_GOAL_. Copy out every line of the data exactly.

_Items listed in a dataset_.
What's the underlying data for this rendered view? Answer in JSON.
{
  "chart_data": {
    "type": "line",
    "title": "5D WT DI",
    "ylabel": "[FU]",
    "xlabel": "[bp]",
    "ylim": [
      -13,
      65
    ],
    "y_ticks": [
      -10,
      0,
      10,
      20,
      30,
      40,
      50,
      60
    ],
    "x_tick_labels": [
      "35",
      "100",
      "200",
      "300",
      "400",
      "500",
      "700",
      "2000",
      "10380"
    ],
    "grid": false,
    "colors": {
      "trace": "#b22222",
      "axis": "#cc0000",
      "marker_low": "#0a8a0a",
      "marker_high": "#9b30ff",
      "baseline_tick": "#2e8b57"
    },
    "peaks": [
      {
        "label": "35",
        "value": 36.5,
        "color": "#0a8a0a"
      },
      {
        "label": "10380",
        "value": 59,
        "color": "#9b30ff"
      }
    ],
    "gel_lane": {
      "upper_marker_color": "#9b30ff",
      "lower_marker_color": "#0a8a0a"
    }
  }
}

_EXERCISE OUTPUT_.
What's the underlying data for this rendered view? Answer in JSON.
{
  "chart_data": {
    "type": "line",
    "title": "5D WT DI",
    "ylabel": "[FU]",
    "xlabel": "[bp]",
    "ylim": [
      -13,
      65
    ],
    "y_ticks": [
      -10,
      0,
      10,
      20,
      30,
      40,
      50,
      60
    ],
    "x_tick_labels": [
      "35",
      "100",
      "200",
      "300",
      "400",
      "500",
      "700",
      "2000",
      "10380"
    ],
    "grid": false,
    "colors": {
      "trace": "#b22222",
      "axis": "#cc0000",
      "marker_low": "#0a8a0a",
      "marker_high": "#9b30ff",
      "baseline_tick": "#2e8b57"
    },
    "peaks": [
      {
        "label": "35",
        "value": 36.5,
        "color": "#0a8a0a"
      },
      {
        "label": "10380",
        "value": 59,
        "color": "#9b30ff"
      }
    ],
    "gel_lane": {
      "upper_marker_color": "#9b30ff",
      "lower_marker_color": "#0a8a0a"
    }
  }
}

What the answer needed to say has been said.